┌──

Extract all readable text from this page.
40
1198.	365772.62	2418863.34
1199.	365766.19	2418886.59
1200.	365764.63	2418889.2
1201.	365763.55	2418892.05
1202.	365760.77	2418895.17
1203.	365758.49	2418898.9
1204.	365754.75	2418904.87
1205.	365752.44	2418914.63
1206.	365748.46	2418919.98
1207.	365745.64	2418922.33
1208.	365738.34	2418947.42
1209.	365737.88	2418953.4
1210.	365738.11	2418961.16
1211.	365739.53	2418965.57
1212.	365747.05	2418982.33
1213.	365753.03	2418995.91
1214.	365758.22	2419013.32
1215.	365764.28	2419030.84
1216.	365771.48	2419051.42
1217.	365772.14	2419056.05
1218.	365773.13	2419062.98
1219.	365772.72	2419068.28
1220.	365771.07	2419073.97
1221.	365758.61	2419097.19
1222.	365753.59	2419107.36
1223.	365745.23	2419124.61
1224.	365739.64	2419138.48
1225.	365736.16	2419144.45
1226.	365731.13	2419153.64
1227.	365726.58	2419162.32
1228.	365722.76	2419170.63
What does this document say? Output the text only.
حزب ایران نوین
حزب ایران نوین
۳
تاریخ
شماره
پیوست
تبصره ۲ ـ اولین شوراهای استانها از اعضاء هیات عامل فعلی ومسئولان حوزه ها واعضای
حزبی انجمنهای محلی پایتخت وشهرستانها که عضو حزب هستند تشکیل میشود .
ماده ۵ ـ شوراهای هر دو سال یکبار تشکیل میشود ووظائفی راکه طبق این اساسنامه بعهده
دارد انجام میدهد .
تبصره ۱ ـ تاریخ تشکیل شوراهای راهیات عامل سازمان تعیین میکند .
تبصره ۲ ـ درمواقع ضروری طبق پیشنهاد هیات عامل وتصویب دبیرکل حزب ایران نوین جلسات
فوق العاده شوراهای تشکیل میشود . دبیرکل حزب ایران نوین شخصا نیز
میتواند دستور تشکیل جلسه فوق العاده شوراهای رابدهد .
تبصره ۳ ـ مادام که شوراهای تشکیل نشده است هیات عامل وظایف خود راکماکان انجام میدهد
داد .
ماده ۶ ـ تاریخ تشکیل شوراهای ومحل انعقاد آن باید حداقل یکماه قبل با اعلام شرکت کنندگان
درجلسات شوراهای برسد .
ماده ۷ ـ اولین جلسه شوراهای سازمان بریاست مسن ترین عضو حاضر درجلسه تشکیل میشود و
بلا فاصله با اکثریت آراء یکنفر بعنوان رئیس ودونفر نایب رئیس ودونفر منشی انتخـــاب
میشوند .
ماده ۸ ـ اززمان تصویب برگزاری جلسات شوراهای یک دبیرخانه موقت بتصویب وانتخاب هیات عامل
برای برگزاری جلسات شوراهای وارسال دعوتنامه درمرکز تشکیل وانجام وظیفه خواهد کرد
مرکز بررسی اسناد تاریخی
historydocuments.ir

└──

=== Given exercise ===
Type out all of the material again, word for word.

=== Expected answer ===
Extract all readable text from this page.
40
1198.	365772.62	2418863.34
1199.	365766.19	2418886.59
1200.	365764.63	2418889.2
1201.	365763.55	2418892.05
1202.	365760.77	2418895.17
1203.	365758.49	2418898.9
1204.	365754.75	2418904.87
1205.	365752.44	2418914.63
1206.	365748.46	2418919.98
1207.	365745.64	2418922.33
1208.	365738.34	2418947.42
1209.	365737.88	2418953.4
1210.	365738.11	2418961.16
1211.	365739.53	2418965.57
1212.	365747.05	2418982.33
1213.	365753.03	2418995.91
1214.	365758.22	2419013.32
1215.	365764.28	2419030.84
1216.	365771.48	2419051.42
1217.	365772.14	2419056.05
1218.	365773.13	2419062.98
1219.	365772.72	2419068.28
1220.	365771.07	2419073.97
1221.	365758.61	2419097.19
1222.	365753.59	2419107.36
1223.	365745.23	2419124.61
1224.	365739.64	2419138.48
1225.	365736.16	2419144.45
1226.	365731.13	2419153.64
1227.	365726.58	2419162.32
1228.	365722.76	2419170.63
What does this document say? Output the text only.
حزب ایران نوین
حزب ایران نوین
۳
تاریخ
شماره
پیوست
تبصره ۲ ـ اولین شوراهای استانها از اعضاء هیات عامل فعلی ومسئولان حوزه ها واعضای
حزبی انجمنهای محلی پایتخت وشهرستانها که عضو حزب هستند تشکیل میشود .
ماده ۵ ـ شوراهای هر دو سال یکبار تشکیل میشود ووظائفی راکه طبق این اساسنامه بعهده
دارد انجام میدهد .
تبصره ۱ ـ تاریخ تشکیل شوراهای راهیات عامل سازمان تعیین میکند .
تبصره ۲ ـ درمواقع ضروری طبق پیشنهاد هیات عامل وتصویب دبیرکل حزب ایران نوین جلسات
فوق العاده شوراهای تشکیل میشود . دبیرکل حزب ایران نوین شخصا نیز
میتواند دستور تشکیل جلسه فوق العاده شوراهای رابدهد .
تبصره ۳ ـ مادام که شوراهای تشکیل نشده است هیات عامل وظایف خود راکماکان انجام میدهد
داد .
ماده ۶ ـ تاریخ تشکیل شوراهای ومحل انعقاد آن باید حداقل یکماه قبل با اعلام شرکت کنندگان
درجلسات شوراهای برسد .
ماده ۷ ـ اولین جلسه شوراهای سازمان بریاست مسن ترین عضو حاضر درجلسه تشکیل میشود و
بلا فاصله با اکثریت آراء یکنفر بعنوان رئیس ودونفر نایب رئیس ودونفر منشی انتخـــاب
میشوند .
ماده ۸ ـ اززمان تصویب برگزاری جلسات شوراهای یک دبیرخانه موقت بتصویب وانتخاب هیات عامل
برای برگزاری جلسات شوراهای وارسال دعوتنامه درمرکز تشکیل وانجام وظیفه خواهد کرد
مرکز بررسی اسناد تاریخی
historydocuments.ir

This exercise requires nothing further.